Regardless of age, cancer survivors need special interventions and services to help them regain normal lives. In recent years, as more and more cancer patients survive rather than succumb to their disease, a growing number of resources and advocates have emerged. The National Coalition for Cancer Survivorship provides a strong force at the federal level, "advocating for quality cancer care for all Americans and empowering cancer survivors." Their website (www.canceradvocacy. org) is an extensive resource for support, services and information.
In 2005, CancerCare and the Lance Armstrong Foundation kicked off a collaborative program to provide counseling, education and financial assistance to cancer survivors. Accessible online, via telephone or in-person meetings, this program offers survivors counseling with specially trained social workers. More than 80 calls a week are fielded through this program.

_TASK ITEM_
Can you reproduce, word for word, the passage on cancer survivor support from "In 2005, CancerCare" to "through this program."? The data that follows has no connection to the passage on cancer survivor support.

_GIVEN DATA_

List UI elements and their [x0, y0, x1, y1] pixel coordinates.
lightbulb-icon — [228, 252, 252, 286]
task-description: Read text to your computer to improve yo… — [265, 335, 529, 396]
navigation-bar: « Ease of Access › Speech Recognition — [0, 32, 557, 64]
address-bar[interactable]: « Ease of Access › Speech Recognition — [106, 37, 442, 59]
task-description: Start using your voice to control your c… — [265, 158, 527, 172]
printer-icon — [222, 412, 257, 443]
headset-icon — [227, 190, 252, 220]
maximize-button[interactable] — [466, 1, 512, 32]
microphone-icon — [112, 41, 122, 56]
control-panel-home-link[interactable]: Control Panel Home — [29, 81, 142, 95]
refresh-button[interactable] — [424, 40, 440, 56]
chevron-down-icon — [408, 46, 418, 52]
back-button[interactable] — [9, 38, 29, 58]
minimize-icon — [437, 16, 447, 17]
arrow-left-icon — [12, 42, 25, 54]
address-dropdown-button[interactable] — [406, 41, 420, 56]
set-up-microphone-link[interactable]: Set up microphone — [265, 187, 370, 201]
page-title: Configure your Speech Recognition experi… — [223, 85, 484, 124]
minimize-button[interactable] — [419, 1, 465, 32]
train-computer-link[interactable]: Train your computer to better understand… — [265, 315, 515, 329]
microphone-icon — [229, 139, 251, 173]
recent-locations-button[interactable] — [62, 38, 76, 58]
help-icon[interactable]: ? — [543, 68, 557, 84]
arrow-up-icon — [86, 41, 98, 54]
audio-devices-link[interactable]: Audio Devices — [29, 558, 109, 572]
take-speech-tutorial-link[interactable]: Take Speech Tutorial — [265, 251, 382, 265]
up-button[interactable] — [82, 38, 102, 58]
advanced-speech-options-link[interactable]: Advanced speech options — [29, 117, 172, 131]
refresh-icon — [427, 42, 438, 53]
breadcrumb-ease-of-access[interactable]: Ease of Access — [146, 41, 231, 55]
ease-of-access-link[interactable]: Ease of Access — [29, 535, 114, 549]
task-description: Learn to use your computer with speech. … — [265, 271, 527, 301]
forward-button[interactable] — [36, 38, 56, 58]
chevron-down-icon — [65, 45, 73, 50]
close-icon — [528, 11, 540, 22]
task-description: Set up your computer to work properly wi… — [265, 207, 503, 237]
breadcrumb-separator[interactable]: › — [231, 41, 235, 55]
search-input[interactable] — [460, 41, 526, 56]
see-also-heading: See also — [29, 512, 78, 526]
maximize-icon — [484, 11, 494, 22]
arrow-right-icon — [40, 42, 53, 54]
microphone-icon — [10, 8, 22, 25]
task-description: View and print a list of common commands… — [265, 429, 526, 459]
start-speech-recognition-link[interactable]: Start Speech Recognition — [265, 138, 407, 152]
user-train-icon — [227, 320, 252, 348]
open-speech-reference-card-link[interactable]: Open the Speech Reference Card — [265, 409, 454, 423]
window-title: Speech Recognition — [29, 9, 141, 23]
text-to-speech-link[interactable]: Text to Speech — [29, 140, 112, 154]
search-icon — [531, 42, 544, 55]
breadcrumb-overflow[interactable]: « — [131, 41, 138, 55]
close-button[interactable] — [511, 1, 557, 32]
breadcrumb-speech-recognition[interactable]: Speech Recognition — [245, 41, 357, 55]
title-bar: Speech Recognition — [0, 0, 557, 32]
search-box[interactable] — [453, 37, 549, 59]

_EXERCISE ANSWER_
In 2005, CancerCare and the Lance Armstrong Foundation kicked off a collaborative program to provide counseling, education and financial assistance to cancer survivors. Accessible online, via telephone or in-person meetings, this program offers survivors counseling with specially trained social workers. More than 80 calls a week are fielded through this program.